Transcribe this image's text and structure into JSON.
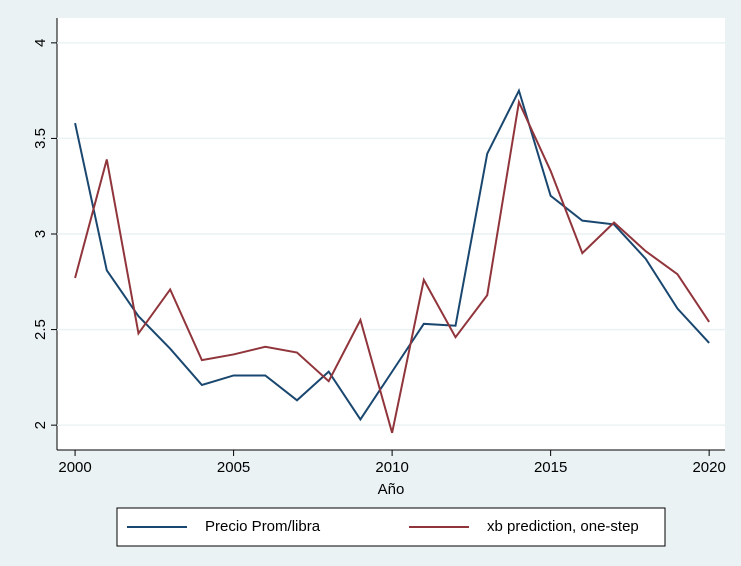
{
  "chart_data": {
    "type": "line",
    "x_label": "Año",
    "x": [
      2000,
      2001,
      2002,
      2003,
      2004,
      2005,
      2006,
      2007,
      2008,
      2009,
      2010,
      2011,
      2012,
      2013,
      2014,
      2015,
      2016,
      2017,
      2018,
      2019,
      2020
    ],
    "series": [
      {
        "name": "Precio Prom/libra",
        "color": "#1a476f",
        "values": [
          3.58,
          2.81,
          2.57,
          2.4,
          2.21,
          2.26,
          2.26,
          2.13,
          2.28,
          2.03,
          2.28,
          2.53,
          2.52,
          3.42,
          3.75,
          3.2,
          3.07,
          3.05,
          2.87,
          2.61,
          2.43
        ]
      },
      {
        "name": "xb prediction, one-step",
        "color": "#90353b",
        "values": [
          2.77,
          3.39,
          2.48,
          2.71,
          2.34,
          2.37,
          2.41,
          2.38,
          2.23,
          2.55,
          1.96,
          2.76,
          2.46,
          2.68,
          3.69,
          3.33,
          2.9,
          3.06,
          2.91,
          2.79,
          2.54
        ]
      }
    ],
    "xlim": [
      1999.43,
      2020.5
    ],
    "xticks": [
      2000,
      2005,
      2010,
      2015,
      2020
    ],
    "ylim": [
      1.87,
      4.13
    ],
    "yticks": [
      2,
      2.5,
      3,
      3.5,
      4
    ],
    "grid": true,
    "legend": "bottom"
  }
}
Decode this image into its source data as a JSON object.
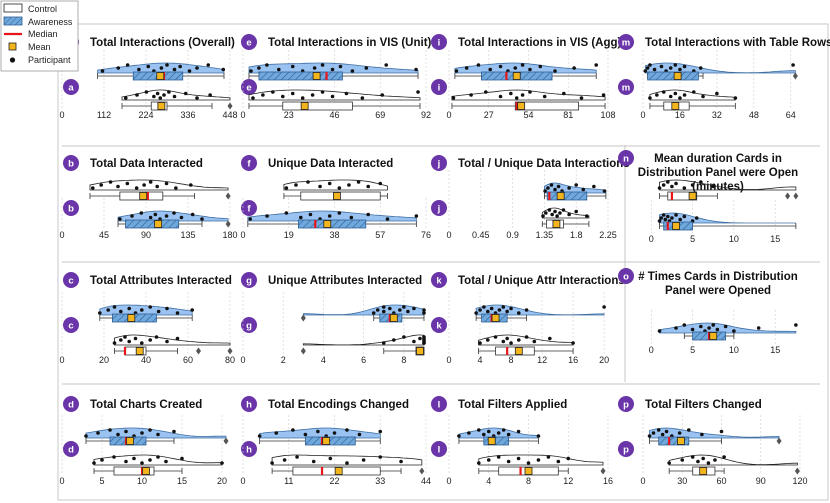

#### What you should do
Pictures don't belong in the copy. Transcribe every record exactly as it appears.

#### Answer to the task
Transcribe this image's text and structure into JSON.
{
  "chart_data": {
    "type": "line",
    "x_label": "Año",
    "x": [
      2000,
      2001,
      2002,
      2003,
      2004,
      2005,
      2006,
      2007,
      2008,
      2009,
      2010,
      2011,
      2012,
      2013,
      2014,
      2015,
      2016,
      2017,
      2018,
      2019,
      2020
    ],
    "series": [
      {
        "name": "Precio Prom/libra",
        "color": "#1a476f",
        "values": [
          3.58,
          2.81,
          2.57,
          2.4,
          2.21,
          2.26,
          2.26,
          2.13,
          2.28,
          2.03,
          2.28,
          2.53,
          2.52,
          3.42,
          3.75,
          3.2,
          3.07,
          3.05,
          2.87,
          2.61,
          2.43
        ]
      },
      {
        "name": "xb prediction, one-step",
        "color": "#90353b",
        "values": [
          2.77,
          3.39,
          2.48,
          2.71,
          2.34,
          2.37,
          2.41,
          2.38,
          2.23,
          2.55,
          1.96,
          2.76,
          2.46,
          2.68,
          3.69,
          3.33,
          2.9,
          3.06,
          2.91,
          2.79,
          2.54
        ]
      }
    ],
    "xlim": [
      1999.43,
      2020.5
    ],
    "xticks": [
      2000,
      2005,
      2010,
      2015,
      2020
    ],
    "ylim": [
      1.87,
      4.13
    ],
    "yticks": [
      2,
      2.5,
      3,
      3.5,
      4
    ],
    "grid": true,
    "legend": "bottom"
  }
}
Decode this image into its source data as a JSON object.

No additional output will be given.